LISTED ENTRIES:

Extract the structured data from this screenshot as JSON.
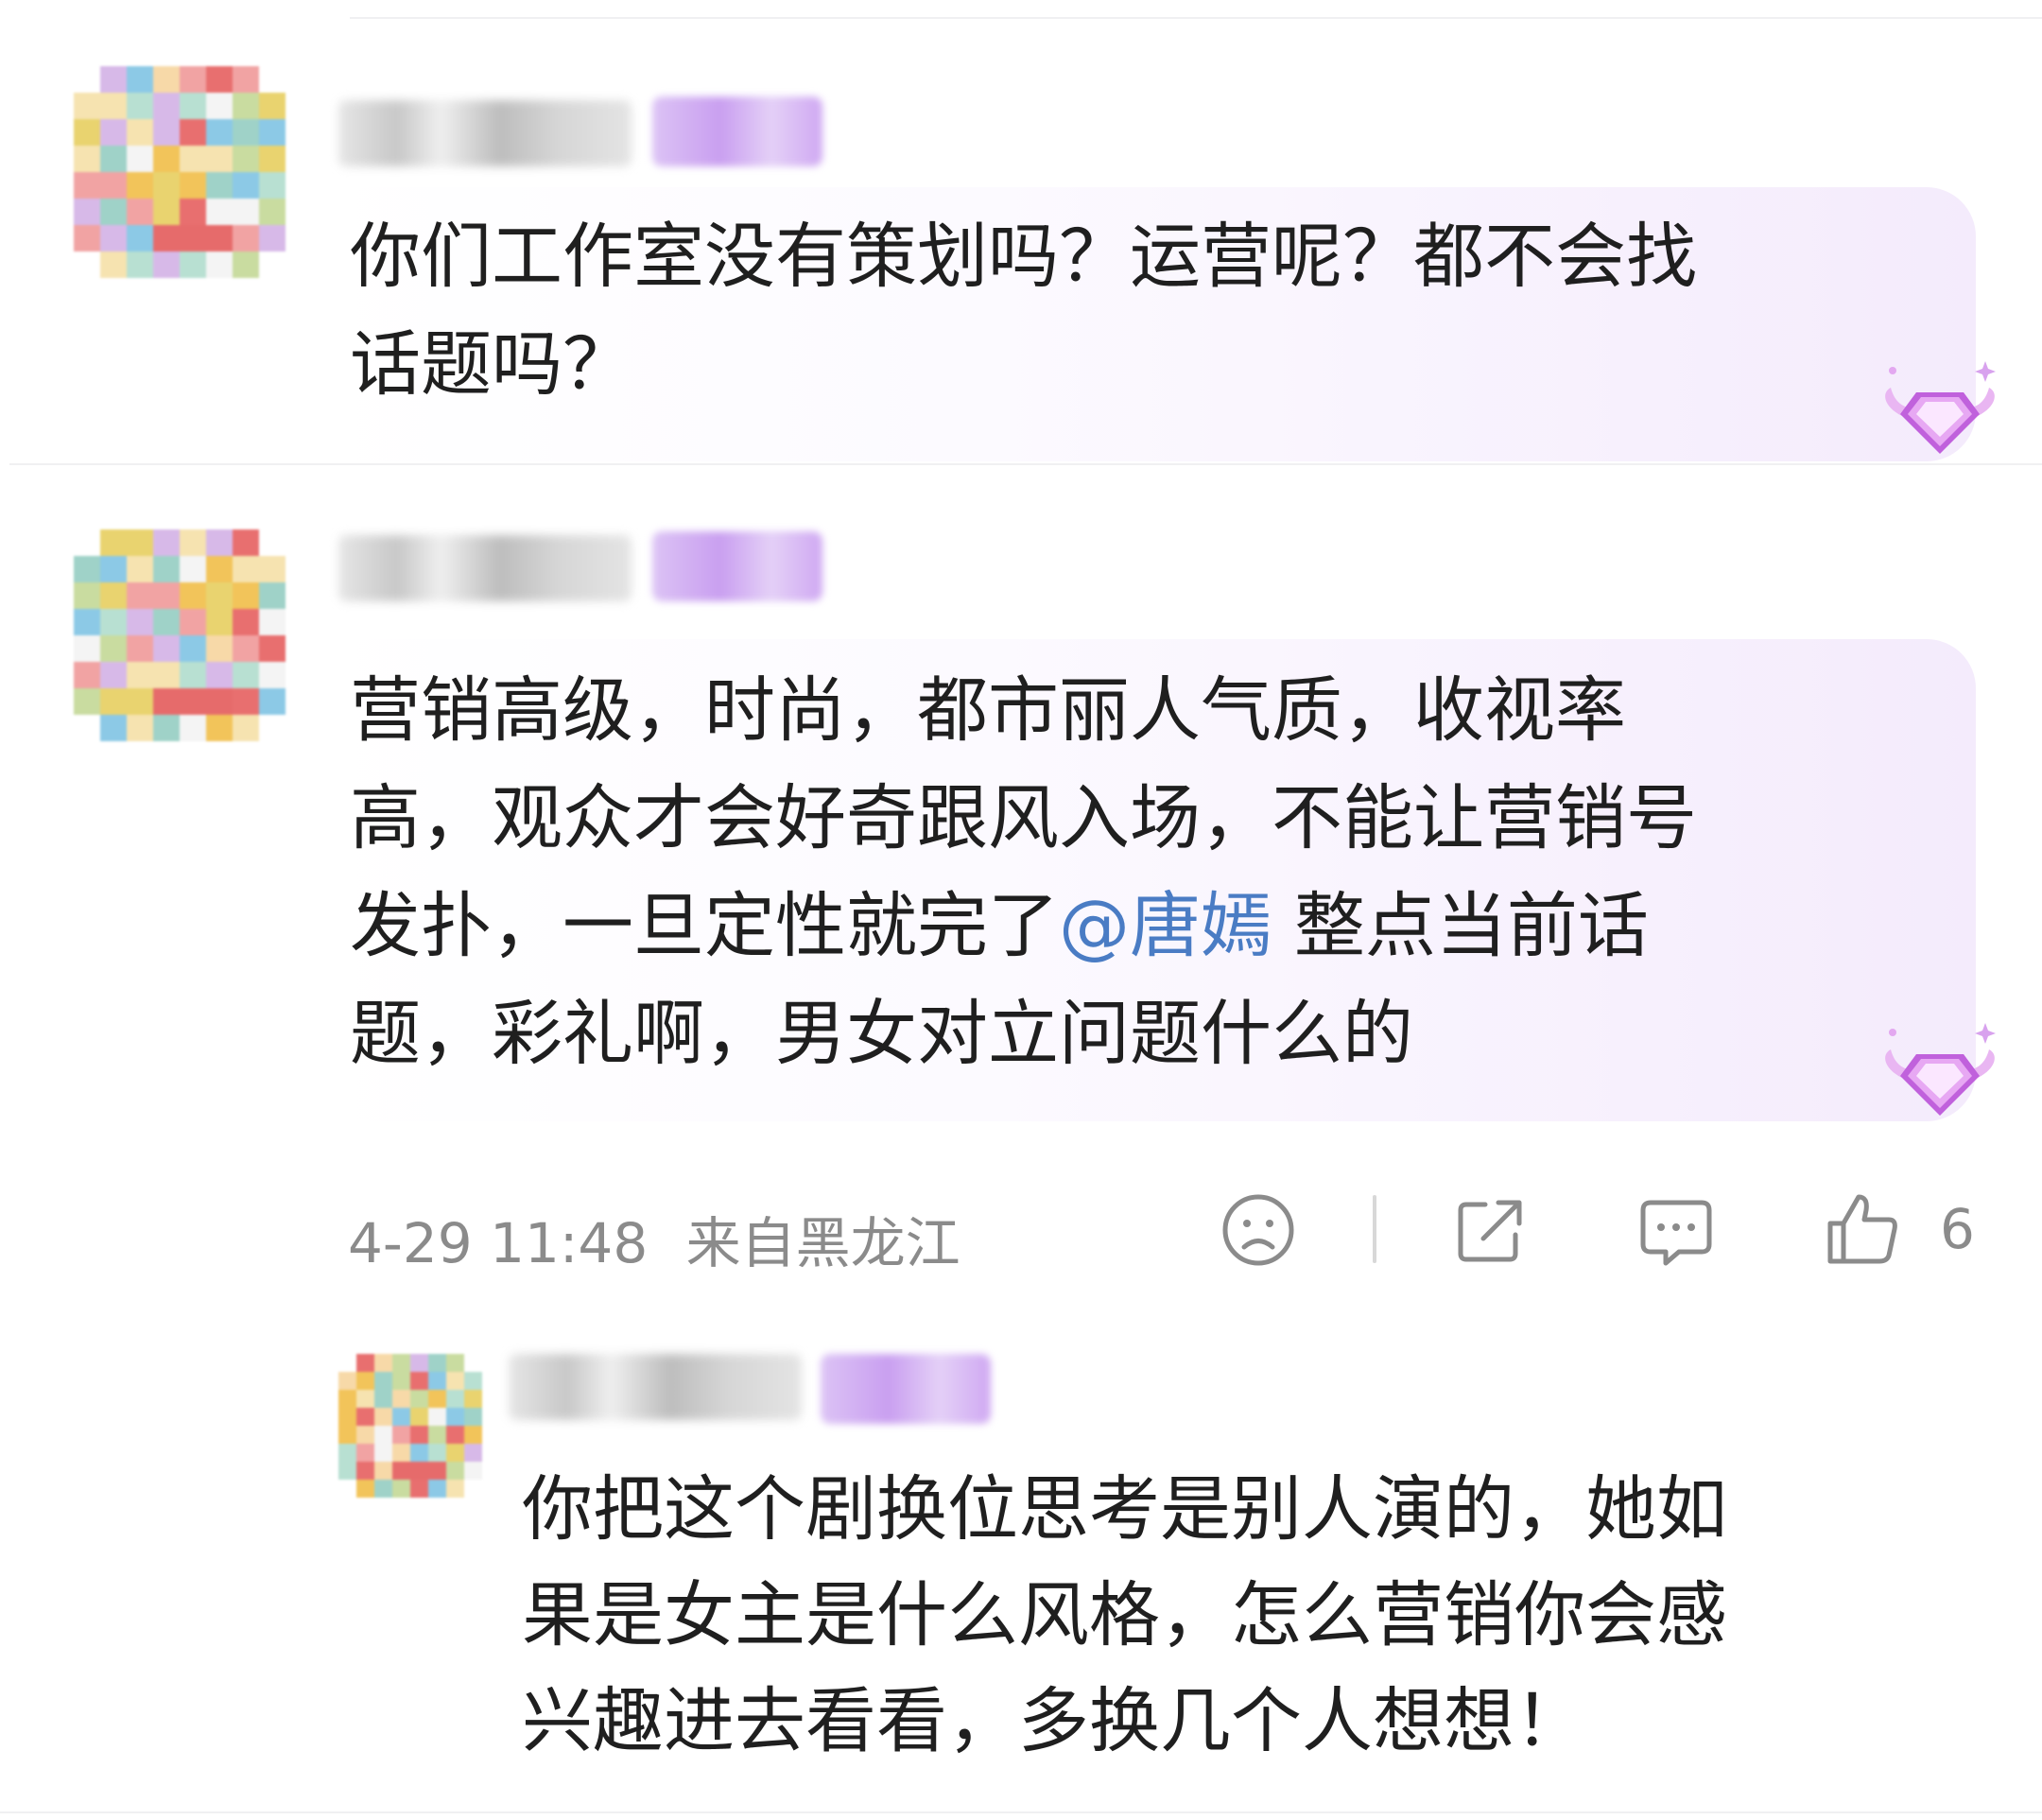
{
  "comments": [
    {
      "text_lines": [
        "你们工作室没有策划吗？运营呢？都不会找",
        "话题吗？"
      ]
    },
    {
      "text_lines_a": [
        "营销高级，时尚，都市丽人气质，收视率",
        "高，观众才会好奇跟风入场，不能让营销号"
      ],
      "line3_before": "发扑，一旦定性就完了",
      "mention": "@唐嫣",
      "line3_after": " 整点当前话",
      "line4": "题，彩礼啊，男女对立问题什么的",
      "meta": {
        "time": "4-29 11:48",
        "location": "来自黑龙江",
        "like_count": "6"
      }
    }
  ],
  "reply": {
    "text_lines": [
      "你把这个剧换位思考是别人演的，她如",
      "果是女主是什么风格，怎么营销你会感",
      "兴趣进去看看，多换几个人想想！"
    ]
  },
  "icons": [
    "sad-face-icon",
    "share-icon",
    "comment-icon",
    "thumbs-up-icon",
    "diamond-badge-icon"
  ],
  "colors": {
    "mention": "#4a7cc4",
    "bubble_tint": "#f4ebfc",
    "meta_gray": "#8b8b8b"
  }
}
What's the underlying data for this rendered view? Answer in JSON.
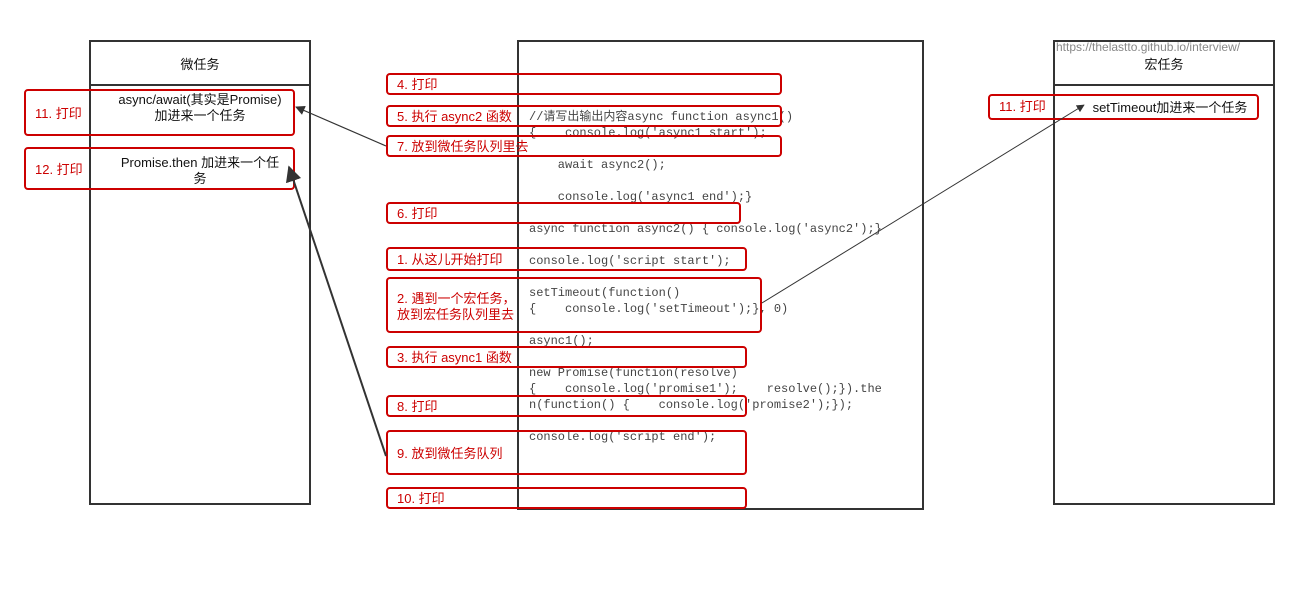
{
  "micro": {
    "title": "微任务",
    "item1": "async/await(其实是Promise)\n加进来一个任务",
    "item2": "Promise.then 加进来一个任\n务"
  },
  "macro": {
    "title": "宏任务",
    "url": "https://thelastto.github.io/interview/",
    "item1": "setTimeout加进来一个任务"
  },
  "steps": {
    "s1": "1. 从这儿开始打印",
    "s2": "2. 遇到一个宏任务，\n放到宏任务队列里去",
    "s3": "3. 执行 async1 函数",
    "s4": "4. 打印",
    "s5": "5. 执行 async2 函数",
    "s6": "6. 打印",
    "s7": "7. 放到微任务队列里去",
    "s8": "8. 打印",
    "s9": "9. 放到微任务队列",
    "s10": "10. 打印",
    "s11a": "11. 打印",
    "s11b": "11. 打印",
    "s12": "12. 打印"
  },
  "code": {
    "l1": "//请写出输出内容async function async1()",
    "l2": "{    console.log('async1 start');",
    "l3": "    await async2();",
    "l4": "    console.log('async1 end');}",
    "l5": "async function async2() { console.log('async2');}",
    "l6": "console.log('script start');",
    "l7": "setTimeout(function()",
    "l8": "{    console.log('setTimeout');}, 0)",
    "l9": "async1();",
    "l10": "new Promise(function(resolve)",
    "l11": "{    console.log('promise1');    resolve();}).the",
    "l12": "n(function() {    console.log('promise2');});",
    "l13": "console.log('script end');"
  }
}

SHORT TASK: Take the entries shown above and quote them verbatim, passing over the pictures.

TASK RESULT:
Extract the structured data from this screenshot as JSON.
{
  "comments": [
    {
      "text_lines": [
        "你们工作室没有策划吗？运营呢？都不会找",
        "话题吗？"
      ]
    },
    {
      "text_lines_a": [
        "营销高级，时尚，都市丽人气质，收视率",
        "高，观众才会好奇跟风入场，不能让营销号"
      ],
      "line3_before": "发扑，一旦定性就完了",
      "mention": "@唐嫣",
      "line3_after": " 整点当前话",
      "line4": "题，彩礼啊，男女对立问题什么的",
      "meta": {
        "time": "4-29 11:48",
        "location": "来自黑龙江",
        "like_count": "6"
      }
    }
  ],
  "reply": {
    "text_lines": [
      "你把这个剧换位思考是别人演的，她如",
      "果是女主是什么风格，怎么营销你会感",
      "兴趣进去看看，多换几个人想想！"
    ]
  },
  "icons": [
    "sad-face-icon",
    "share-icon",
    "comment-icon",
    "thumbs-up-icon",
    "diamond-badge-icon"
  ],
  "colors": {
    "mention": "#4a7cc4",
    "bubble_tint": "#f4ebfc",
    "meta_gray": "#8b8b8b"
  }
}
What's the underlying data for this rendered view? Answer in JSON.
{
  "micro": {
    "title": "微任务",
    "item1": "async/await(其实是Promise)\n加进来一个任务",
    "item2": "Promise.then 加进来一个任\n务"
  },
  "macro": {
    "title": "宏任务",
    "url": "https://thelastto.github.io/interview/",
    "item1": "setTimeout加进来一个任务"
  },
  "steps": {
    "s1": "1. 从这儿开始打印",
    "s2": "2. 遇到一个宏任务，\n放到宏任务队列里去",
    "s3": "3. 执行 async1 函数",
    "s4": "4. 打印",
    "s5": "5. 执行 async2 函数",
    "s6": "6. 打印",
    "s7": "7. 放到微任务队列里去",
    "s8": "8. 打印",
    "s9": "9. 放到微任务队列",
    "s10": "10. 打印",
    "s11a": "11. 打印",
    "s11b": "11. 打印",
    "s12": "12. 打印"
  },
  "code": {
    "l1": "//请写出输出内容async function async1()",
    "l2": "{    console.log('async1 start');",
    "l3": "    await async2();",
    "l4": "    console.log('async1 end');}",
    "l5": "async function async2() { console.log('async2');}",
    "l6": "console.log('script start');",
    "l7": "setTimeout(function()",
    "l8": "{    console.log('setTimeout');}, 0)",
    "l9": "async1();",
    "l10": "new Promise(function(resolve)",
    "l11": "{    console.log('promise1');    resolve();}).the",
    "l12": "n(function() {    console.log('promise2');});",
    "l13": "console.log('script end');"
  }
}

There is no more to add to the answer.